**Task**
Report how many lines in the records hold the string "triangle"; give the number and nothing else.

Entries from a dataset
++++++++

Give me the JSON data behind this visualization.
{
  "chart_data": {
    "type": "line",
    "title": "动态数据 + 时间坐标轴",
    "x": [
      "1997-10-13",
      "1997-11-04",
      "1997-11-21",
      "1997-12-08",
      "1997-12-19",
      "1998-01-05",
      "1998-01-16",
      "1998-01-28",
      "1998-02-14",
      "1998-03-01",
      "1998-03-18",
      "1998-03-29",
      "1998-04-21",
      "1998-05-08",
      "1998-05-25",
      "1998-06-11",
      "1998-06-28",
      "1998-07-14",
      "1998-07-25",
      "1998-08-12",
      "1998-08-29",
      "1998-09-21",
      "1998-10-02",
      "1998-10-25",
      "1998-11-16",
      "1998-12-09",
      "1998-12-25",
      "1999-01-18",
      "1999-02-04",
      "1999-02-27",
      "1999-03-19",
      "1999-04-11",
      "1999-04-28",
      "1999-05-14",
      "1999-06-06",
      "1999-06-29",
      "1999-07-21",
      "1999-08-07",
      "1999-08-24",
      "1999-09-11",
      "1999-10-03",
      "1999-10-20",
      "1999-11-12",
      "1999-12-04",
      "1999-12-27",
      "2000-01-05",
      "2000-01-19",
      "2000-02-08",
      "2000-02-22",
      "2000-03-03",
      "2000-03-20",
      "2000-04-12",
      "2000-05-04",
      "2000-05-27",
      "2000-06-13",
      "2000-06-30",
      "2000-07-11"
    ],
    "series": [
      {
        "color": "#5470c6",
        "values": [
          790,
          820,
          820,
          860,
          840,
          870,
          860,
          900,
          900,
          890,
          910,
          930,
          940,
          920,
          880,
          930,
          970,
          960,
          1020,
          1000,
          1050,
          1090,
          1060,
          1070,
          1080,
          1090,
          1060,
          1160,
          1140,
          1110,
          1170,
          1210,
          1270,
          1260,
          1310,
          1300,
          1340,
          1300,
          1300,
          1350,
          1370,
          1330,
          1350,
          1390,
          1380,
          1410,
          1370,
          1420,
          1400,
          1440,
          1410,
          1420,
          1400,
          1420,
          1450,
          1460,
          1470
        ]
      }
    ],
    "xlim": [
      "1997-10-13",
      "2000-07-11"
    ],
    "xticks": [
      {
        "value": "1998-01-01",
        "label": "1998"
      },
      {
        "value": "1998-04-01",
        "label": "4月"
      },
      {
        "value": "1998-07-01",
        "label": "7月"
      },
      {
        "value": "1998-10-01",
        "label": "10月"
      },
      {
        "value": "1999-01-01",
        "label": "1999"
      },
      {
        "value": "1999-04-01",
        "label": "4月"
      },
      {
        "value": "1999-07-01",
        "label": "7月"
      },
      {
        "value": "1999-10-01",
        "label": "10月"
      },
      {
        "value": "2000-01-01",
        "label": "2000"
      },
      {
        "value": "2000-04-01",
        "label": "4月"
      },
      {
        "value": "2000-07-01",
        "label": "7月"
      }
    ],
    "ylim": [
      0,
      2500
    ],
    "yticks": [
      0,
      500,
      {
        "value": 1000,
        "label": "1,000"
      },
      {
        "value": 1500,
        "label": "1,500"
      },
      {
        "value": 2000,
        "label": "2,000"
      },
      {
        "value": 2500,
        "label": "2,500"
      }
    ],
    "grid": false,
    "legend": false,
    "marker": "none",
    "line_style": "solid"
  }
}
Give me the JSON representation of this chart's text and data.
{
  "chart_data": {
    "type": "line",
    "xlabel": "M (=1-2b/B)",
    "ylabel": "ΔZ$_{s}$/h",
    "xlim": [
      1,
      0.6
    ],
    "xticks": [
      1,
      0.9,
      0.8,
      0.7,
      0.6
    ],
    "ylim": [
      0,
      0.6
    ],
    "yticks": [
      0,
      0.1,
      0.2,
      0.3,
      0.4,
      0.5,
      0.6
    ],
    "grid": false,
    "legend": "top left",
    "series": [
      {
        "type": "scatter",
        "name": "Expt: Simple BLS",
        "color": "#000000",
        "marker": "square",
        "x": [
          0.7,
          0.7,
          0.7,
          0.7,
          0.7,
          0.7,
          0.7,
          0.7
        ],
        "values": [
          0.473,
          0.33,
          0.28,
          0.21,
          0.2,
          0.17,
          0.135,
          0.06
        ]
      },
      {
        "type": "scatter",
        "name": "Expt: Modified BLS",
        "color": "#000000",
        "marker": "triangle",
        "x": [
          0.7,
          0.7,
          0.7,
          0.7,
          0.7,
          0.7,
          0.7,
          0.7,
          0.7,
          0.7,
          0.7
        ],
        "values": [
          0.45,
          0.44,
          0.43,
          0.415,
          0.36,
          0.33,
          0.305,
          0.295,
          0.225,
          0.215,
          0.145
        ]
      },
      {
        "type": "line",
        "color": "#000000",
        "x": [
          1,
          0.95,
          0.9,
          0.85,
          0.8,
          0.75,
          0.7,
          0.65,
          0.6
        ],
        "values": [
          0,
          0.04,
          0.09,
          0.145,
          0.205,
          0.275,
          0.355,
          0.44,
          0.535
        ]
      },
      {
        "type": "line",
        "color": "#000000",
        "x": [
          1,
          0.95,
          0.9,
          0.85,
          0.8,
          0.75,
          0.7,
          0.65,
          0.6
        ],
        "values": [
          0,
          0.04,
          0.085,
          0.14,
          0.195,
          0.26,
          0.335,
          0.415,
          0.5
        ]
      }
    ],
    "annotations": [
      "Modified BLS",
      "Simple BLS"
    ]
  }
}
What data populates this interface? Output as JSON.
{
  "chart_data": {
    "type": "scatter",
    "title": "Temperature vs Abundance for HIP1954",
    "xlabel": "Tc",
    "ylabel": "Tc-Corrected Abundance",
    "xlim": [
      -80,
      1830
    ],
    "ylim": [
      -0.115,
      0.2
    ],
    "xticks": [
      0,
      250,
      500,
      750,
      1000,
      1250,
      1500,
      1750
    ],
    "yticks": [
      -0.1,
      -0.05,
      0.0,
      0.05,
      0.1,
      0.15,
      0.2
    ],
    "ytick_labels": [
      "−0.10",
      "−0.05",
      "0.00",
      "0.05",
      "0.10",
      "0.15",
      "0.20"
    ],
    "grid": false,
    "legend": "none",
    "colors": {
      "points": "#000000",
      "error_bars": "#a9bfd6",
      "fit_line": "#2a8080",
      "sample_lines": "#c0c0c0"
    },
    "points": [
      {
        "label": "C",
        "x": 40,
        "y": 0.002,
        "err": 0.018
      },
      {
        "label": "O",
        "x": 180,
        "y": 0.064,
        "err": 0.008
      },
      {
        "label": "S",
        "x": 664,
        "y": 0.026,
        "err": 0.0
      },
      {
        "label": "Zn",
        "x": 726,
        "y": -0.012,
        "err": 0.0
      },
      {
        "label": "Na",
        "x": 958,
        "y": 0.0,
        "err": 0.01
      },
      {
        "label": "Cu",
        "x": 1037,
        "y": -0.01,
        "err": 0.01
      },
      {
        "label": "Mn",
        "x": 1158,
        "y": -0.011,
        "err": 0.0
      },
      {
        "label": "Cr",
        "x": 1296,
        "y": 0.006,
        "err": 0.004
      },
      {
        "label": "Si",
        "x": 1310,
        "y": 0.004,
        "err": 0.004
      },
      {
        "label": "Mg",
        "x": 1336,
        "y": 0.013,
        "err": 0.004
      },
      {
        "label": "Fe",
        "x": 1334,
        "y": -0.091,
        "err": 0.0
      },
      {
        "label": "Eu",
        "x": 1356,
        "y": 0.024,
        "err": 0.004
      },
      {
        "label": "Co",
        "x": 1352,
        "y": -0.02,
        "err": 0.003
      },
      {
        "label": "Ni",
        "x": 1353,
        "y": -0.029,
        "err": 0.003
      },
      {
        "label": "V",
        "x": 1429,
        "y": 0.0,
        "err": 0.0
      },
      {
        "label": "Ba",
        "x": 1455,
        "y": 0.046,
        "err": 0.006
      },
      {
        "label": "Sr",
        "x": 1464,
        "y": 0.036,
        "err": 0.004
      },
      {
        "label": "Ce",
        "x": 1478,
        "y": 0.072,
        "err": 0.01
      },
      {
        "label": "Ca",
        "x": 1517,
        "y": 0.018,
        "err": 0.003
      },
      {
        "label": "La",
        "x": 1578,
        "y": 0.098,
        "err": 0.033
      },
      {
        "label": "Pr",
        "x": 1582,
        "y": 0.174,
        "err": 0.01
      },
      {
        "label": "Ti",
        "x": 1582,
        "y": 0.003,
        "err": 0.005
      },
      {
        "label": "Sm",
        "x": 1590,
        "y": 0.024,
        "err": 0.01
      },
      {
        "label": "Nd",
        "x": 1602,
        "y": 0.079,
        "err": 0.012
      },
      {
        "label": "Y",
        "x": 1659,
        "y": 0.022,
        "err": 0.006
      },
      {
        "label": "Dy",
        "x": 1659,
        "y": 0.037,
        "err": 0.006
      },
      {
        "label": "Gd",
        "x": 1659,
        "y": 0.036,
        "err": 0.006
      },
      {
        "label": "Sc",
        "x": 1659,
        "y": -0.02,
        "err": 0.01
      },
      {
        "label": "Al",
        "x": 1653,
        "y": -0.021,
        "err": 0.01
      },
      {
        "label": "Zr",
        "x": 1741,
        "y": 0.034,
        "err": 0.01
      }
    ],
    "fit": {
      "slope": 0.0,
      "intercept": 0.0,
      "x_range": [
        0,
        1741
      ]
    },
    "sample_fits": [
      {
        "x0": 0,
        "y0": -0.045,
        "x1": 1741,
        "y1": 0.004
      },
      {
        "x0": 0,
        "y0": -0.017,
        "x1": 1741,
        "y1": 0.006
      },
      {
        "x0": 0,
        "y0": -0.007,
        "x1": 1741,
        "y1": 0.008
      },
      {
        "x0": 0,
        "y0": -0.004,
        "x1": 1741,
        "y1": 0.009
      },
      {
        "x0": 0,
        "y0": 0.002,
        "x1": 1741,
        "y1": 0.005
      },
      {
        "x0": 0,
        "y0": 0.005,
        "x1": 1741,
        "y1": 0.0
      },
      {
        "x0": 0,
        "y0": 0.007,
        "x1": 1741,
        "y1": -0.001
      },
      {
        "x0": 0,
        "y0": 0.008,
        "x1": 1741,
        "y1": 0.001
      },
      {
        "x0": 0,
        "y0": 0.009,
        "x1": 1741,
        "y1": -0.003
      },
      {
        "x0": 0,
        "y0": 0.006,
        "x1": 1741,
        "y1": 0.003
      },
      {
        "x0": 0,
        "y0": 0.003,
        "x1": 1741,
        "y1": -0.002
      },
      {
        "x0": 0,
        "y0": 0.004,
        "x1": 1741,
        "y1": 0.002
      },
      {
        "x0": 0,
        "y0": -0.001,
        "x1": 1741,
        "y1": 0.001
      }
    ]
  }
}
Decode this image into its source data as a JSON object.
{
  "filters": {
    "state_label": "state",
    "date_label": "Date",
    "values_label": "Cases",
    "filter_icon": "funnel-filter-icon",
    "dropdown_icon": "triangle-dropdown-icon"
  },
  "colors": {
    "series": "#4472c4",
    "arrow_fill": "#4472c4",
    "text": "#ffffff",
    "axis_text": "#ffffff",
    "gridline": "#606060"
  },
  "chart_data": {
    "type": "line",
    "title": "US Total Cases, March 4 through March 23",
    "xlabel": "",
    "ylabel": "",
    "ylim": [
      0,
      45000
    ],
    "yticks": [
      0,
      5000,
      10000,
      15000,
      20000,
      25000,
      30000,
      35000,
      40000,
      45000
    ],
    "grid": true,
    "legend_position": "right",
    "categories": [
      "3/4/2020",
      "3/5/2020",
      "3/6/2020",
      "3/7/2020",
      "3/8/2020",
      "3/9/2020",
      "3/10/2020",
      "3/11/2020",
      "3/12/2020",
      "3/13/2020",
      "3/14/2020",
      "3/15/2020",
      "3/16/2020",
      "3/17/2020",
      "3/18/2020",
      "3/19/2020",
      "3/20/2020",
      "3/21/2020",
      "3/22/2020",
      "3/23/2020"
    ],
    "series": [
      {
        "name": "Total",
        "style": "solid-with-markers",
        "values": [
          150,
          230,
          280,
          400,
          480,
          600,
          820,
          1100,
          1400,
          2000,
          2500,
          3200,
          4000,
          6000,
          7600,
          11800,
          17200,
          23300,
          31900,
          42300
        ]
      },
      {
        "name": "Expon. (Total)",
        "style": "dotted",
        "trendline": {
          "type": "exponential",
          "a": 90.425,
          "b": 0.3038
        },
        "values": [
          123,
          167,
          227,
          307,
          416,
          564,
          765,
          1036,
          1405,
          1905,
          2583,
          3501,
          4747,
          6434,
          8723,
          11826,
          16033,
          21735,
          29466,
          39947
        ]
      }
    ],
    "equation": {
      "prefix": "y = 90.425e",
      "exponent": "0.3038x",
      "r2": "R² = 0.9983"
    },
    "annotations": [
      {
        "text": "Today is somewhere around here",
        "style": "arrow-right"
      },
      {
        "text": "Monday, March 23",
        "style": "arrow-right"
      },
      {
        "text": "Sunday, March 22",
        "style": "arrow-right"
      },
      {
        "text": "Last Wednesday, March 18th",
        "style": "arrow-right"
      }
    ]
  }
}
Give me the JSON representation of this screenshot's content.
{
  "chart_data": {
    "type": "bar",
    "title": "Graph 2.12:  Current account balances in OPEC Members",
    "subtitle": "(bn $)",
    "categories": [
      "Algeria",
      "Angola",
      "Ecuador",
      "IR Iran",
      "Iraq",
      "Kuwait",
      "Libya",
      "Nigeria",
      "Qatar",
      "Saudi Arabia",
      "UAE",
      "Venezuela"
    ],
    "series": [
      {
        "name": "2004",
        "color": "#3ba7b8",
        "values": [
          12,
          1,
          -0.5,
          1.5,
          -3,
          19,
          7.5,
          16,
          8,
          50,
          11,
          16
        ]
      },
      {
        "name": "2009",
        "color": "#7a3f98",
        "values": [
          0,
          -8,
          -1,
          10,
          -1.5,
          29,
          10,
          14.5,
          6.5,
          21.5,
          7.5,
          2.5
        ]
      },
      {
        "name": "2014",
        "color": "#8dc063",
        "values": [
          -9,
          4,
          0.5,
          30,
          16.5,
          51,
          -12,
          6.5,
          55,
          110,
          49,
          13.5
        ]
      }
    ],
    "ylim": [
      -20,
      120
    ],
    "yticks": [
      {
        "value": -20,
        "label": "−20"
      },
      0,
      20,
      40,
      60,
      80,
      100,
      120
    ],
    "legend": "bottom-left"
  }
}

++++++++

**Result**
2